Collection entries:
•••••

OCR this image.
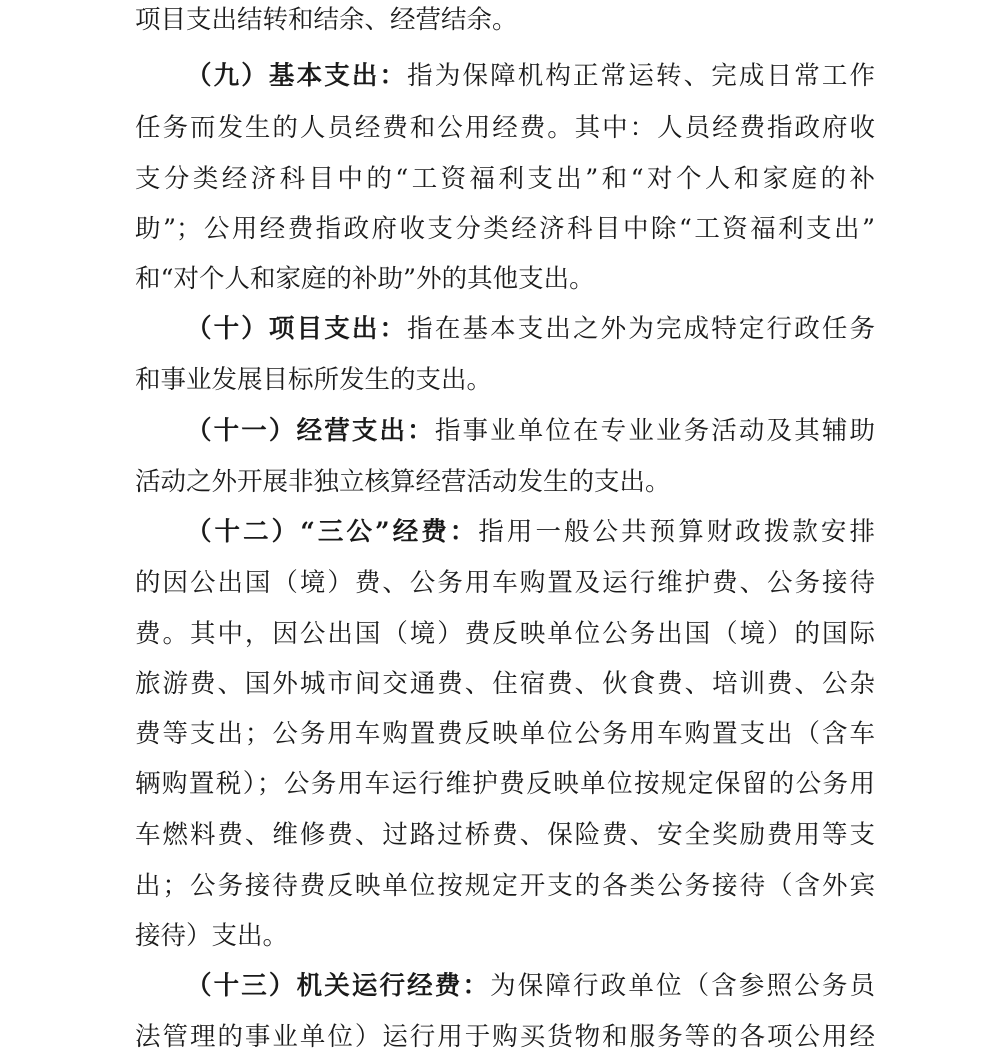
项目支出结转和结余、经营结余。
（九）基本支出：指为保障机构正常运转、完成日常工作
任务而发生的人员经费和公用经费。其中：人员经费指政府收
支分类经济科目中的“工资福利支出”和“对个人和家庭的补
助”；公用经费指政府收支分类经济科目中除“工资福利支出”
和“对个人和家庭的补助”外的其他支出。
（十）项目支出：指在基本支出之外为完成特定行政任务
和事业发展目标所发生的支出。
（十一）经营支出：指事业单位在专业业务活动及其辅助
活动之外开展非独立核算经营活动发生的支出。
（十二）“三公”经费：指用一般公共预算财政拨款安排
的因公出国（境）费、公务用车购置及运行维护费、公务接待
费。其中，因公出国（境）费反映单位公务出国（境）的国际
旅游费、国外城市间交通费、住宿费、伙食费、培训费、公杂
费等支出；公务用车购置费反映单位公务用车购置支出（含车
辆购置税）；公务用车运行维护费反映单位按规定保留的公务用
车燃料费、维修费、过路过桥费、保险费、安全奖励费用等支
出；公务接待费反映单位按规定开支的各类公务接待（含外宾
接待）支出。
（十三）机关运行经费：为保障行政单位（含参照公务员
法管理的事业单位）运行用于购买货物和服务等的各项公用经
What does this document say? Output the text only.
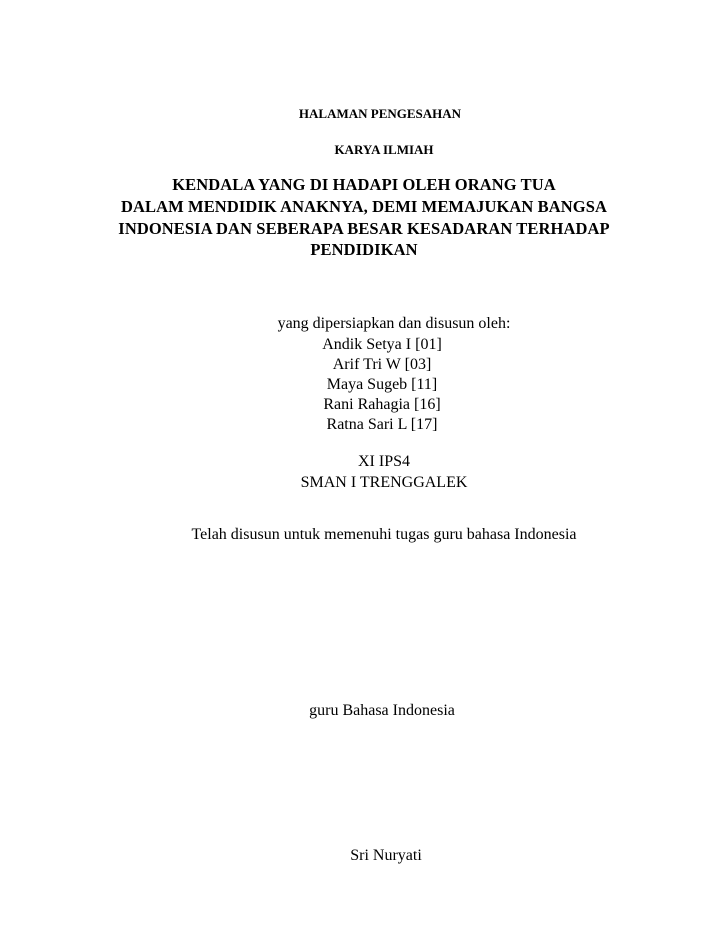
HALAMAN PENGESAHAN
KARYA ILMIAH
KENDALA YANG DI HADAPI OLEH ORANG TUA
DALAM MENDIDIK ANAKNYA, DEMI MEMAJUKAN BANGSA
INDONESIA DAN SEBERAPA BESAR KESADARAN TERHADAP
PENDIDIKAN
yang dipersiapkan dan disusun oleh:
Andik Setya I [01]
Arif Tri W [03]
Maya Sugeb [11]
Rani Rahagia [16]
Ratna Sari L [17]
XI IPS4
SMAN I TRENGGALEK
Telah disusun untuk memenuhi tugas guru bahasa Indonesia
guru Bahasa Indonesia
Sri Nuryati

•••••

STATED TASK => Retype the records above exactly, starting at the line that contains "What does this" and going through the last line, and leave out any pictures.

REPLY TO THE EXERCISE =>
What does this document say? Output the text only.
HALAMAN PENGESAHAN
KARYA ILMIAH
KENDALA YANG DI HADAPI OLEH ORANG TUA
DALAM MENDIDIK ANAKNYA, DEMI MEMAJUKAN BANGSA
INDONESIA DAN SEBERAPA BESAR KESADARAN TERHADAP
PENDIDIKAN
yang dipersiapkan dan disusun oleh:
Andik Setya I [01]
Arif Tri W [03]
Maya Sugeb [11]
Rani Rahagia [16]
Ratna Sari L [17]
XI IPS4
SMAN I TRENGGALEK
Telah disusun untuk memenuhi tugas guru bahasa Indonesia
guru Bahasa Indonesia
Sri Nuryati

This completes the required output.